§ **Problem description**: Copy each line containing the word "this" from the records that follow, please.

§ **Exercise data**:
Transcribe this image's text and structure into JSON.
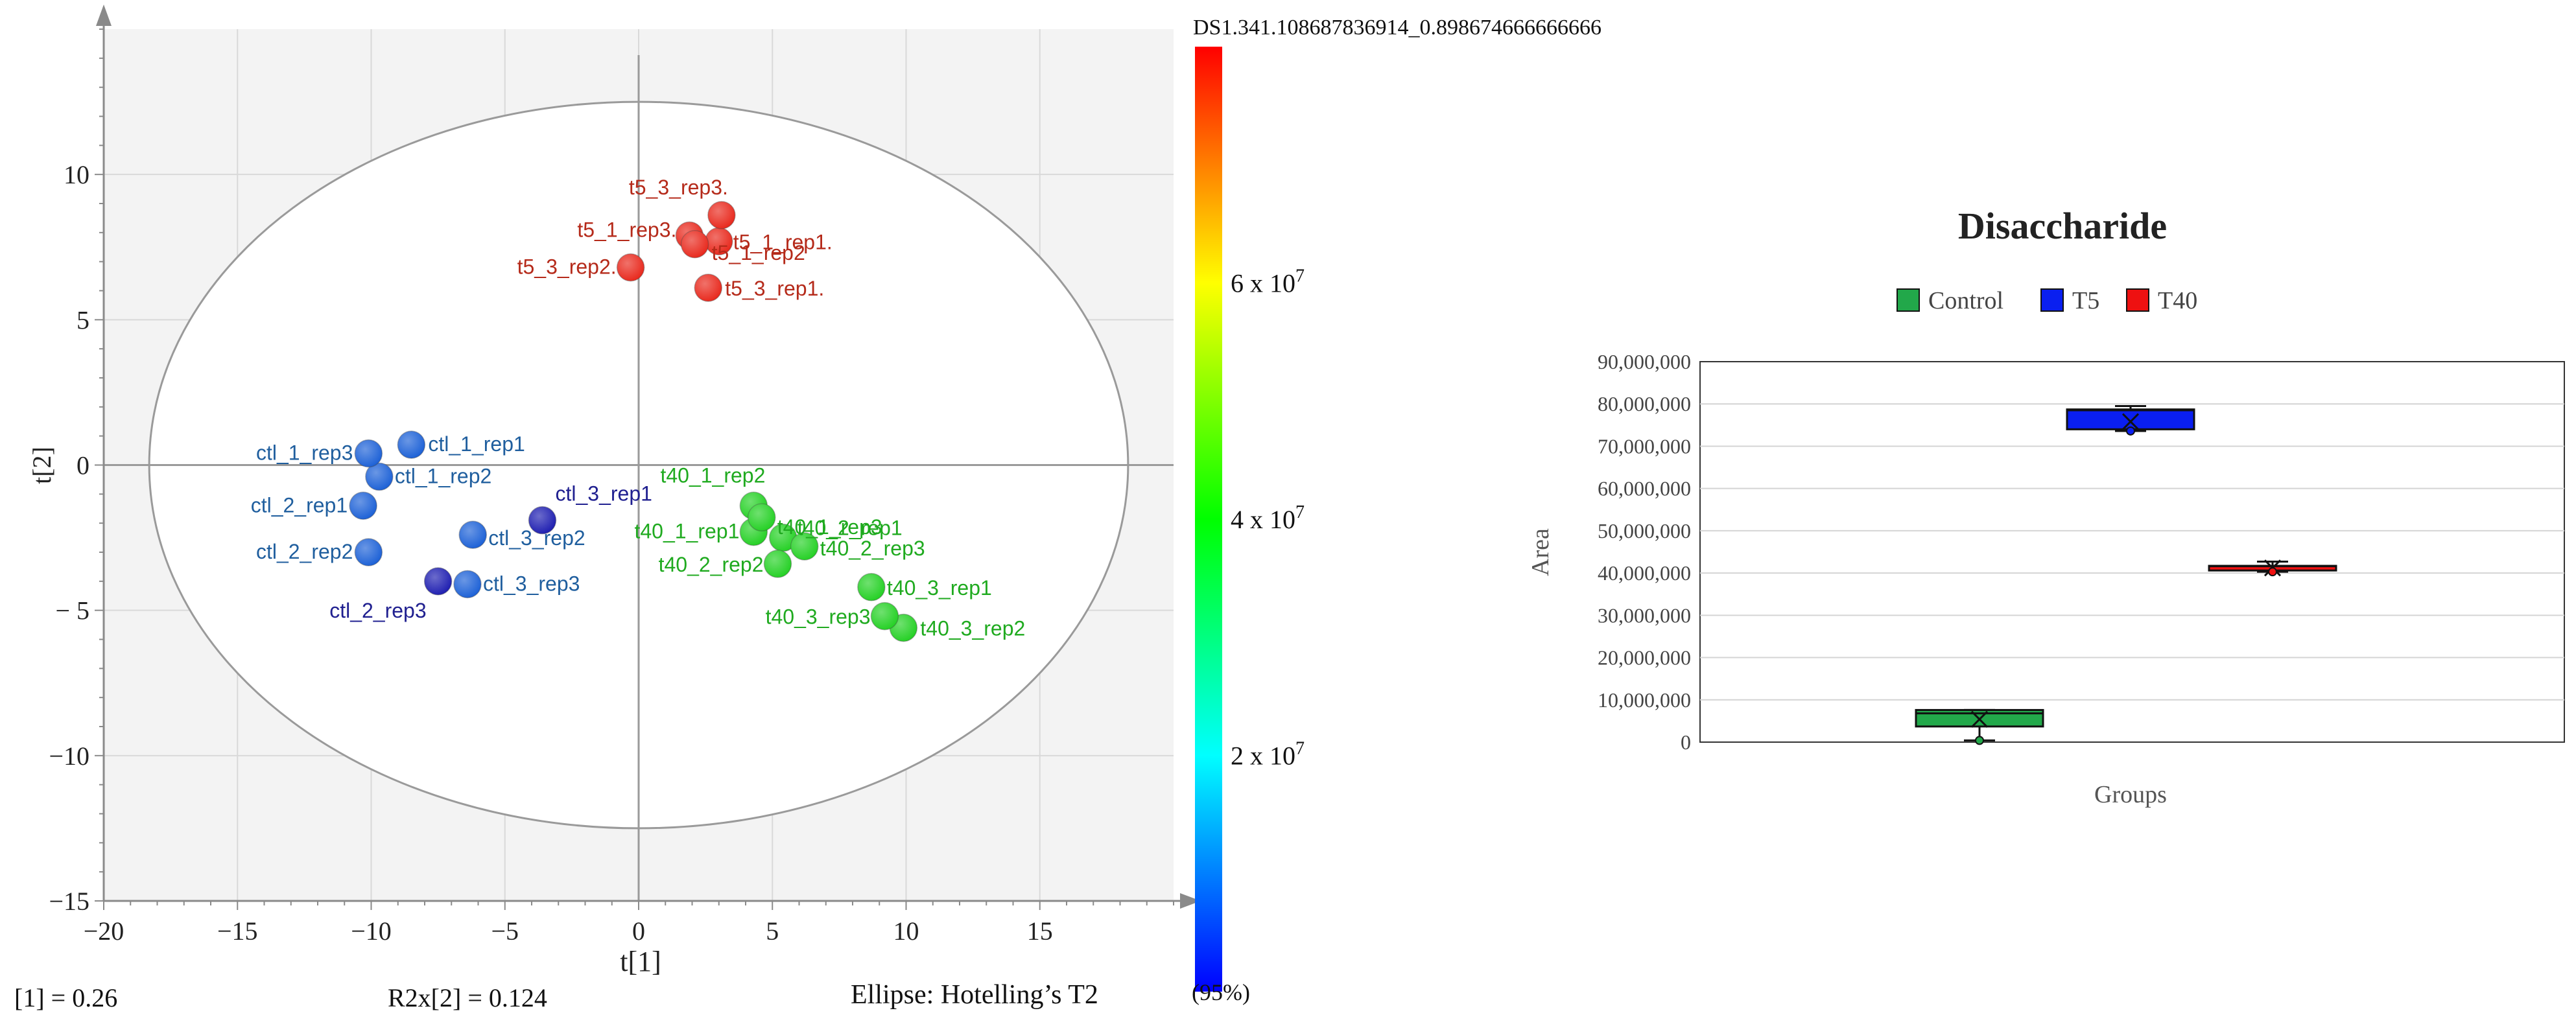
{
  "scores_plot": {
    "xlabel": "t[1]",
    "ylabel": "t[2]",
    "colorbar_title": "DS1.341.108687836914_0.898674666666666",
    "colorbar_ticks": [
      {
        "mantissa": "2 x 10",
        "exp": "7"
      },
      {
        "mantissa": "4 x 10",
        "exp": "7"
      },
      {
        "mantissa": "6 x 10",
        "exp": "7"
      }
    ],
    "footer_left": "[1] = 0.26",
    "footer_mid": "R2x[2] = 0.124",
    "footer_right": "Ellipse:  Hotelling’s T2",
    "footer_right_suffix": "(95%)",
    "colors": {
      "blue": "#1a5fd6",
      "dark_blue": "#1c1cb0",
      "green": "#22d022",
      "red": "#e8261a",
      "label_blue": "#1f5e9e",
      "label_navy": "#202090",
      "label_green": "#1faa1f",
      "label_red": "#b52a1a"
    }
  },
  "box_plot": {
    "title": "Disaccharide",
    "xlabel": "Groups",
    "ylabel": "Area",
    "legend": [
      "Control",
      "T5",
      "T40"
    ],
    "colors": {
      "Control": "#22a84a",
      "T5": "#0a1ff0",
      "T40": "#ee1111"
    }
  },
  "chart_data": [
    {
      "type": "scatter",
      "title": "",
      "xlabel": "t[1]",
      "ylabel": "t[2]",
      "xlim": [
        -20,
        20
      ],
      "ylim": [
        -15,
        15
      ],
      "xticks": [
        -20,
        -15,
        -10,
        -5,
        0,
        5,
        10,
        15
      ],
      "yticks": [
        -15,
        -10,
        -5,
        0,
        5,
        10
      ],
      "ytick_labels": [
        "−15",
        "−10",
        "− 5",
        "0",
        "5",
        "10"
      ],
      "xtick_labels": [
        "−20",
        "−15",
        "−10",
        "−5",
        "0",
        "5",
        "10",
        "15"
      ],
      "grid": true,
      "ellipse": {
        "cx": 0,
        "cy": 0,
        "rx": 18.3,
        "ry": 12.5
      },
      "colorbar": {
        "min": 0,
        "max": 80000000,
        "ticks": [
          20000000,
          40000000,
          60000000
        ]
      },
      "points": [
        {
          "label": "ctl_1_rep1",
          "x": -8.5,
          "y": 0.7,
          "c": "blue"
        },
        {
          "label": "ctl_1_rep2",
          "x": -9.7,
          "y": -0.4,
          "c": "blue"
        },
        {
          "label": "ctl_1_rep3",
          "x": -10.1,
          "y": 0.4,
          "c": "blue"
        },
        {
          "label": "ctl_2_rep1",
          "x": -10.3,
          "y": -1.4,
          "c": "blue"
        },
        {
          "label": "ctl_2_rep2",
          "x": -10.1,
          "y": -3.0,
          "c": "blue"
        },
        {
          "label": "ctl_2_rep3",
          "x": -7.5,
          "y": -4.0,
          "c": "dark_blue"
        },
        {
          "label": "ctl_3_rep1",
          "x": -3.6,
          "y": -1.9,
          "c": "dark_blue"
        },
        {
          "label": "ctl_3_rep2",
          "x": -6.2,
          "y": -2.4,
          "c": "blue"
        },
        {
          "label": "ctl_3_rep3",
          "x": -6.4,
          "y": -4.1,
          "c": "blue"
        },
        {
          "label": "t5_1_rep1.",
          "x": 3.0,
          "y": 7.7,
          "c": "red"
        },
        {
          "label": "t5_1_rep3.",
          "x": 1.9,
          "y": 7.9,
          "c": "red"
        },
        {
          "label": "t5_1_rep2",
          "x": 2.1,
          "y": 7.6,
          "c": "red"
        },
        {
          "label": "t5_3_rep1.",
          "x": 2.6,
          "y": 6.1,
          "c": "red"
        },
        {
          "label": "t5_3_rep2.",
          "x": -0.3,
          "y": 6.8,
          "c": "red"
        },
        {
          "label": "t5_3_rep3.",
          "x": 3.1,
          "y": 8.6,
          "c": "red"
        },
        {
          "label": "t40_1_rep1",
          "x": 4.3,
          "y": -2.3,
          "c": "green"
        },
        {
          "label": "t40_1_rep2",
          "x": 4.3,
          "y": -1.4,
          "c": "green"
        },
        {
          "label": "t40_1_rep3",
          "x": 4.6,
          "y": -1.8,
          "c": "green"
        },
        {
          "label": "t40_2_rep1",
          "x": 5.4,
          "y": -2.5,
          "c": "green"
        },
        {
          "label": "t40_2_rep2",
          "x": 5.2,
          "y": -3.4,
          "c": "green"
        },
        {
          "label": "t40_2_rep3",
          "x": 6.2,
          "y": -2.8,
          "c": "green"
        },
        {
          "label": "t40_3_rep1",
          "x": 8.7,
          "y": -4.2,
          "c": "green"
        },
        {
          "label": "t40_3_rep2",
          "x": 9.9,
          "y": -5.6,
          "c": "green"
        },
        {
          "label": "t40_3_rep3",
          "x": 9.2,
          "y": -5.2,
          "c": "green"
        }
      ]
    },
    {
      "type": "box",
      "title": "Disaccharide",
      "xlabel": "Groups",
      "ylabel": "Area",
      "ylim": [
        0,
        90000000
      ],
      "yticks": [
        0,
        10000000,
        20000000,
        30000000,
        40000000,
        50000000,
        60000000,
        70000000,
        80000000,
        90000000
      ],
      "ytick_labels": [
        "0",
        "10,000,000",
        "20,000,000",
        "30,000,000",
        "40,000,000",
        "50,000,000",
        "60,000,000",
        "70,000,000",
        "80,000,000",
        "90,000,000"
      ],
      "legend_position": "top",
      "grid": true,
      "groups": [
        {
          "name": "Control",
          "min": 400000,
          "q1": 3700000,
          "median": 6800000,
          "q3": 7600000,
          "max": 7600000,
          "mean": 5400000
        },
        {
          "name": "T5",
          "min": 73600000,
          "q1": 74000000,
          "median": 78500000,
          "q3": 78700000,
          "max": 79500000,
          "mean": 75800000
        },
        {
          "name": "T40",
          "min": 40300000,
          "q1": 40600000,
          "median": 41600000,
          "q3": 41700000,
          "max": 42700000,
          "mean": 41200000
        }
      ]
    }
  ]
}
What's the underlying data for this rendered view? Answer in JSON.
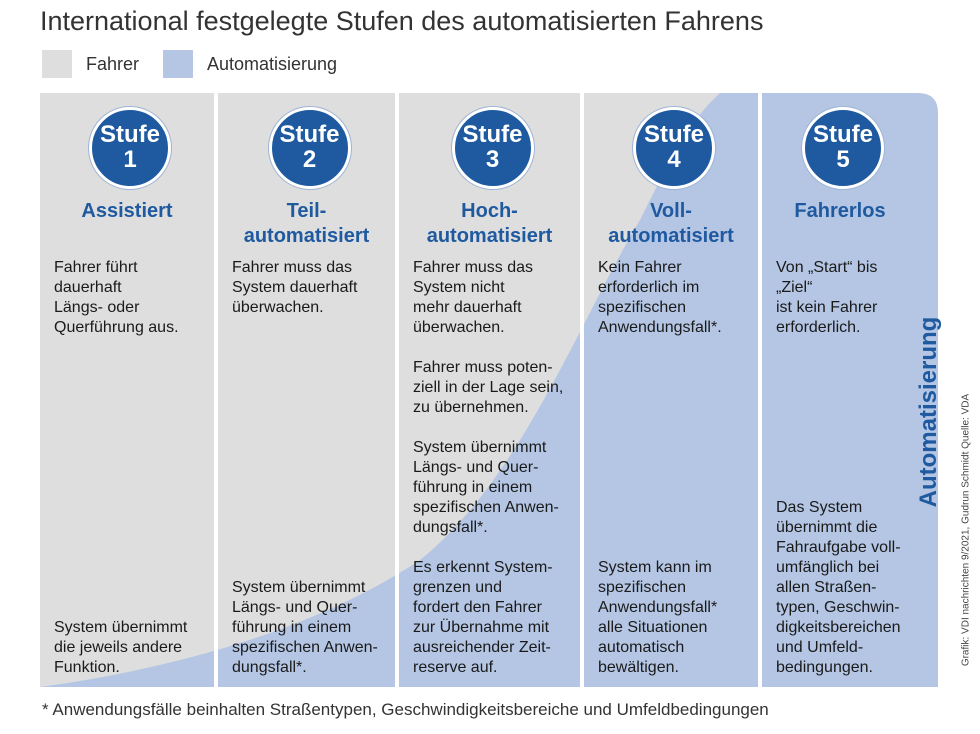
{
  "title": "International festgelegte Stufen des automatisierten Fahrens",
  "legend": {
    "driver_label": "Fahrer",
    "automation_label": "Automatisierung",
    "driver_color": "#dedede",
    "automation_color": "#b4c6e4"
  },
  "levels": [
    {
      "badge_word": "Stufe",
      "badge_number": "1",
      "heading": [
        "Assistiert"
      ],
      "text_top": [
        "Fahrer führt",
        "dauerhaft",
        "Längs- oder",
        "Querführung aus."
      ],
      "text_bottom": [
        "System übernimmt",
        "die jeweils andere",
        "Funktion."
      ]
    },
    {
      "badge_word": "Stufe",
      "badge_number": "2",
      "heading": [
        "Teil-",
        "automatisiert"
      ],
      "text_top": [
        "Fahrer muss das",
        "System dauerhaft",
        "überwachen."
      ],
      "text_bottom": [
        "System übernimmt",
        "Längs- und Quer-",
        "führung in einem",
        "spezifischen Anwen-",
        "dungsfall*."
      ]
    },
    {
      "badge_word": "Stufe",
      "badge_number": "3",
      "heading": [
        "Hoch-",
        "automatisiert"
      ],
      "text_top": [
        "Fahrer muss das",
        "System nicht",
        "mehr dauerhaft",
        "überwachen."
      ],
      "text_mid1": [
        "Fahrer muss poten-",
        "ziell in der Lage sein,",
        "zu übernehmen."
      ],
      "text_mid2": [
        "System übernimmt",
        "Längs- und Quer-",
        "führung in einem",
        "spezifischen Anwen-",
        "dungsfall*."
      ],
      "text_bottom": [
        "Es erkennt System-",
        "grenzen und",
        "fordert den Fahrer",
        "zur Übernahme mit",
        "ausreichender Zeit-",
        "reserve auf."
      ]
    },
    {
      "badge_word": "Stufe",
      "badge_number": "4",
      "heading": [
        "Voll-",
        "automatisiert"
      ],
      "text_top": [
        "Kein Fahrer",
        "erforderlich im",
        "spezifischen",
        "Anwendungsfall*."
      ],
      "text_bottom": [
        "System kann im",
        "spezifischen",
        "Anwendungsfall*",
        "alle Situationen",
        "automatisch",
        "bewältigen."
      ]
    },
    {
      "badge_word": "Stufe",
      "badge_number": "5",
      "heading": [
        "Fahrerlos"
      ],
      "text_top": [
        "Von „Start“ bis",
        "„Ziel“",
        "ist kein Fahrer",
        "erforderlich."
      ],
      "text_bottom": [
        "Das System",
        "übernimmt die",
        "Fahraufgabe voll-",
        "umfänglich bei",
        "allen Straßen-",
        "typen, Geschwin-",
        "digkeitsbereichen",
        "und Umfeld-",
        "bedingungen."
      ]
    }
  ],
  "vertical_label": "Automatisierung",
  "credit": "Grafik: VDI nachrichten 9/2021, Gudrun Schmidt     Quelle: VDA",
  "footnote": "* Anwendungsfälle beinhalten Straßentypen, Geschwindigkeitsbereiche und Umfeldbedingungen"
}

§ **Answer to the problem**:
Transcribe this image's text and structure into JSON.
What's the underlying data for this rendered view? Answer in JSON.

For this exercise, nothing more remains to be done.